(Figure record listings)

━━━━━━━━━━━━━━━━━━━━

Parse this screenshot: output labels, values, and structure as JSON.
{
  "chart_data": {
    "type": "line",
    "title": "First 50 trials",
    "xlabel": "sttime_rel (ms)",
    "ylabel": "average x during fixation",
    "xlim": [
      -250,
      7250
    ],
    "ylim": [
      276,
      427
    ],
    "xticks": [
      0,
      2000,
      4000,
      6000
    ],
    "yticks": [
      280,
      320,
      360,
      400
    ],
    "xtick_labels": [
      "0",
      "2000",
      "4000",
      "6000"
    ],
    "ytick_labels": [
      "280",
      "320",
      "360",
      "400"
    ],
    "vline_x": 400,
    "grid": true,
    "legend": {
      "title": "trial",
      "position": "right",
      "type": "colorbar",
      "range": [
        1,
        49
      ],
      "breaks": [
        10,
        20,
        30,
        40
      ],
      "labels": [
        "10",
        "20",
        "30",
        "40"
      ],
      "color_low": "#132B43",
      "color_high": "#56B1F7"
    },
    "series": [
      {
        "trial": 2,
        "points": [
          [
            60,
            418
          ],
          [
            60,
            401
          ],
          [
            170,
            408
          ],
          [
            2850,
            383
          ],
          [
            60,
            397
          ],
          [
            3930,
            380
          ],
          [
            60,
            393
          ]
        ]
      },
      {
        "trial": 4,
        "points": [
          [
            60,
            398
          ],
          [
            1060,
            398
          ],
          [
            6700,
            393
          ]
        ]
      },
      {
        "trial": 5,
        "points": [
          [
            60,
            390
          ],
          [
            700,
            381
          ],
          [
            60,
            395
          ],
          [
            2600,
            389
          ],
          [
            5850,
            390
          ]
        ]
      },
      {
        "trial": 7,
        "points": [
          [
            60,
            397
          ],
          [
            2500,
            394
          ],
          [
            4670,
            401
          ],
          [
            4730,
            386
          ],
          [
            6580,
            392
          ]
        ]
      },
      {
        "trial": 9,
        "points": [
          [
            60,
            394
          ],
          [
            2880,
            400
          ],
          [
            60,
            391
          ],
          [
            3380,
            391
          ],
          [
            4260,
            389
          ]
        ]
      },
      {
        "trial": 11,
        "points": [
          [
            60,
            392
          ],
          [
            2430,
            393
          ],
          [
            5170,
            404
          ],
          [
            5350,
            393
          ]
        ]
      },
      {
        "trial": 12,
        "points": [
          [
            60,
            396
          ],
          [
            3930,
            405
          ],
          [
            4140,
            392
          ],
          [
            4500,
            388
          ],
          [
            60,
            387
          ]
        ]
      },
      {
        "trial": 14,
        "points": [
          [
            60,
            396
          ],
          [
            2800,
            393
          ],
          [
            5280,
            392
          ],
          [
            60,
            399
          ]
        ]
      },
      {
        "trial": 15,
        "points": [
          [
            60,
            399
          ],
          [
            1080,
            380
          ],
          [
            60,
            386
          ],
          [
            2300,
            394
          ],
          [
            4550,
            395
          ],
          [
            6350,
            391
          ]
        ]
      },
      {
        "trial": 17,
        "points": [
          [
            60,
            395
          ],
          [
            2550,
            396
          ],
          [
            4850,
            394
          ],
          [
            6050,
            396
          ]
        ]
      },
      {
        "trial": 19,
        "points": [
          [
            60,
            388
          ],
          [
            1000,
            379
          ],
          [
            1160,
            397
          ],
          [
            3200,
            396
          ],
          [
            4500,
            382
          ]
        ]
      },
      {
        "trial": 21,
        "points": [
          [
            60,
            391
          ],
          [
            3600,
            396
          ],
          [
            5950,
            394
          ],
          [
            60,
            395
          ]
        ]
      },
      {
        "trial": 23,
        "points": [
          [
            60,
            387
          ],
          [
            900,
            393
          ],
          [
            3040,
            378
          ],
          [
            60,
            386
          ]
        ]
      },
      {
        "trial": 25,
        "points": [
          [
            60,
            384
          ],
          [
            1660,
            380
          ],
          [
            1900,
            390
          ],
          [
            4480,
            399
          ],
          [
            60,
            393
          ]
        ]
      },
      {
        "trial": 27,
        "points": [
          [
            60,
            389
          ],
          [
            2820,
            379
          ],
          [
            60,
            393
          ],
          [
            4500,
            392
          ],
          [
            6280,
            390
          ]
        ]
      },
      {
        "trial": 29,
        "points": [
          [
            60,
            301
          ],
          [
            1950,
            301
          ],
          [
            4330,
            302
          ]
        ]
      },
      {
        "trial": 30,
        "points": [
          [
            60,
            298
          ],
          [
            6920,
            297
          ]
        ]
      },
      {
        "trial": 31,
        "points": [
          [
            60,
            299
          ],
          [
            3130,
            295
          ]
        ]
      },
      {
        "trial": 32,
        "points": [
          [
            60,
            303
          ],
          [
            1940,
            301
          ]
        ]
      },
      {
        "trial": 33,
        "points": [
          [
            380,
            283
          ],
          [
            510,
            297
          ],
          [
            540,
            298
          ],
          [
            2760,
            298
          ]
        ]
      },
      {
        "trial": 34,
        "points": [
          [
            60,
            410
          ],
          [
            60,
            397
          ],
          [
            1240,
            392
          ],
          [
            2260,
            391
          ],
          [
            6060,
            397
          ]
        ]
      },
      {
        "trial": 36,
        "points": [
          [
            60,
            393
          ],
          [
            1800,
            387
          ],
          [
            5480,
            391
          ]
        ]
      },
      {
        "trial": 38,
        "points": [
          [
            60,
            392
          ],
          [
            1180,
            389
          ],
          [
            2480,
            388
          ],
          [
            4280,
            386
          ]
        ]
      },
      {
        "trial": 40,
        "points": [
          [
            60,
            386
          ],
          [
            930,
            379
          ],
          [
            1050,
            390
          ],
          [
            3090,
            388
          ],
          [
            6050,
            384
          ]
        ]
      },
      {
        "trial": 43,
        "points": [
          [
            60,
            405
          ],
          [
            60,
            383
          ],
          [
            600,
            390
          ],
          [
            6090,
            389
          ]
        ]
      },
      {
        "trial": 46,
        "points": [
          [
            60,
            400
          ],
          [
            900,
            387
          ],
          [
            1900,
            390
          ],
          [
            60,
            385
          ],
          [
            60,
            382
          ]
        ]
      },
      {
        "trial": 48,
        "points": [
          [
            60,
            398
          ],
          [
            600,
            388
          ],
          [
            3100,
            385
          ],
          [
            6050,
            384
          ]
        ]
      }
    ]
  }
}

━━━━━━━━━━━━━━━━━━━━

--- STATED GOAL ---
Without leaving anything out, quote all the data.

--- EXERCISE RESPONSE ---
Parse this screenshot: output labels, values, and structure as JSON.
{
  "chart_data": {
    "type": "line",
    "title": "First 50 trials",
    "xlabel": "sttime_rel (ms)",
    "ylabel": "average x during fixation",
    "xlim": [
      -250,
      7250
    ],
    "ylim": [
      276,
      427
    ],
    "xticks": [
      0,
      2000,
      4000,
      6000
    ],
    "yticks": [
      280,
      320,
      360,
      400
    ],
    "xtick_labels": [
      "0",
      "2000",
      "4000",
      "6000"
    ],
    "ytick_labels": [
      "280",
      "320",
      "360",
      "400"
    ],
    "vline_x": 400,
    "grid": true,
    "legend": {
      "title": "trial",
      "position": "right",
      "type": "colorbar",
      "range": [
        1,
        49
      ],
      "breaks": [
        10,
        20,
        30,
        40
      ],
      "labels": [
        "10",
        "20",
        "30",
        "40"
      ],
      "color_low": "#132B43",
      "color_high": "#56B1F7"
    },
    "series": [
      {
        "trial": 2,
        "points": [
          [
            60,
            418
          ],
          [
            60,
            401
          ],
          [
            170,
            408
          ],
          [
            2850,
            383
          ],
          [
            60,
            397
          ],
          [
            3930,
            380
          ],
          [
            60,
            393
          ]
        ]
      },
      {
        "trial": 4,
        "points": [
          [
            60,
            398
          ],
          [
            1060,
            398
          ],
          [
            6700,
            393
          ]
        ]
      },
      {
        "trial": 5,
        "points": [
          [
            60,
            390
          ],
          [
            700,
            381
          ],
          [
            60,
            395
          ],
          [
            2600,
            389
          ],
          [
            5850,
            390
          ]
        ]
      },
      {
        "trial": 7,
        "points": [
          [
            60,
            397
          ],
          [
            2500,
            394
          ],
          [
            4670,
            401
          ],
          [
            4730,
            386
          ],
          [
            6580,
            392
          ]
        ]
      },
      {
        "trial": 9,
        "points": [
          [
            60,
            394
          ],
          [
            2880,
            400
          ],
          [
            60,
            391
          ],
          [
            3380,
            391
          ],
          [
            4260,
            389
          ]
        ]
      },
      {
        "trial": 11,
        "points": [
          [
            60,
            392
          ],
          [
            2430,
            393
          ],
          [
            5170,
            404
          ],
          [
            5350,
            393
          ]
        ]
      },
      {
        "trial": 12,
        "points": [
          [
            60,
            396
          ],
          [
            3930,
            405
          ],
          [
            4140,
            392
          ],
          [
            4500,
            388
          ],
          [
            60,
            387
          ]
        ]
      },
      {
        "trial": 14,
        "points": [
          [
            60,
            396
          ],
          [
            2800,
            393
          ],
          [
            5280,
            392
          ],
          [
            60,
            399
          ]
        ]
      },
      {
        "trial": 15,
        "points": [
          [
            60,
            399
          ],
          [
            1080,
            380
          ],
          [
            60,
            386
          ],
          [
            2300,
            394
          ],
          [
            4550,
            395
          ],
          [
            6350,
            391
          ]
        ]
      },
      {
        "trial": 17,
        "points": [
          [
            60,
            395
          ],
          [
            2550,
            396
          ],
          [
            4850,
            394
          ],
          [
            6050,
            396
          ]
        ]
      },
      {
        "trial": 19,
        "points": [
          [
            60,
            388
          ],
          [
            1000,
            379
          ],
          [
            1160,
            397
          ],
          [
            3200,
            396
          ],
          [
            4500,
            382
          ]
        ]
      },
      {
        "trial": 21,
        "points": [
          [
            60,
            391
          ],
          [
            3600,
            396
          ],
          [
            5950,
            394
          ],
          [
            60,
            395
          ]
        ]
      },
      {
        "trial": 23,
        "points": [
          [
            60,
            387
          ],
          [
            900,
            393
          ],
          [
            3040,
            378
          ],
          [
            60,
            386
          ]
        ]
      },
      {
        "trial": 25,
        "points": [
          [
            60,
            384
          ],
          [
            1660,
            380
          ],
          [
            1900,
            390
          ],
          [
            4480,
            399
          ],
          [
            60,
            393
          ]
        ]
      },
      {
        "trial": 27,
        "points": [
          [
            60,
            389
          ],
          [
            2820,
            379
          ],
          [
            60,
            393
          ],
          [
            4500,
            392
          ],
          [
            6280,
            390
          ]
        ]
      },
      {
        "trial": 29,
        "points": [
          [
            60,
            301
          ],
          [
            1950,
            301
          ],
          [
            4330,
            302
          ]
        ]
      },
      {
        "trial": 30,
        "points": [
          [
            60,
            298
          ],
          [
            6920,
            297
          ]
        ]
      },
      {
        "trial": 31,
        "points": [
          [
            60,
            299
          ],
          [
            3130,
            295
          ]
        ]
      },
      {
        "trial": 32,
        "points": [
          [
            60,
            303
          ],
          [
            1940,
            301
          ]
        ]
      },
      {
        "trial": 33,
        "points": [
          [
            380,
            283
          ],
          [
            510,
            297
          ],
          [
            540,
            298
          ],
          [
            2760,
            298
          ]
        ]
      },
      {
        "trial": 34,
        "points": [
          [
            60,
            410
          ],
          [
            60,
            397
          ],
          [
            1240,
            392
          ],
          [
            2260,
            391
          ],
          [
            6060,
            397
          ]
        ]
      },
      {
        "trial": 36,
        "points": [
          [
            60,
            393
          ],
          [
            1800,
            387
          ],
          [
            5480,
            391
          ]
        ]
      },
      {
        "trial": 38,
        "points": [
          [
            60,
            392
          ],
          [
            1180,
            389
          ],
          [
            2480,
            388
          ],
          [
            4280,
            386
          ]
        ]
      },
      {
        "trial": 40,
        "points": [
          [
            60,
            386
          ],
          [
            930,
            379
          ],
          [
            1050,
            390
          ],
          [
            3090,
            388
          ],
          [
            6050,
            384
          ]
        ]
      },
      {
        "trial": 43,
        "points": [
          [
            60,
            405
          ],
          [
            60,
            383
          ],
          [
            600,
            390
          ],
          [
            6090,
            389
          ]
        ]
      },
      {
        "trial": 46,
        "points": [
          [
            60,
            400
          ],
          [
            900,
            387
          ],
          [
            1900,
            390
          ],
          [
            60,
            385
          ],
          [
            60,
            382
          ]
        ]
      },
      {
        "trial": 48,
        "points": [
          [
            60,
            398
          ],
          [
            600,
            388
          ],
          [
            3100,
            385
          ],
          [
            6050,
            384
          ]
        ]
      }
    ]
  }
}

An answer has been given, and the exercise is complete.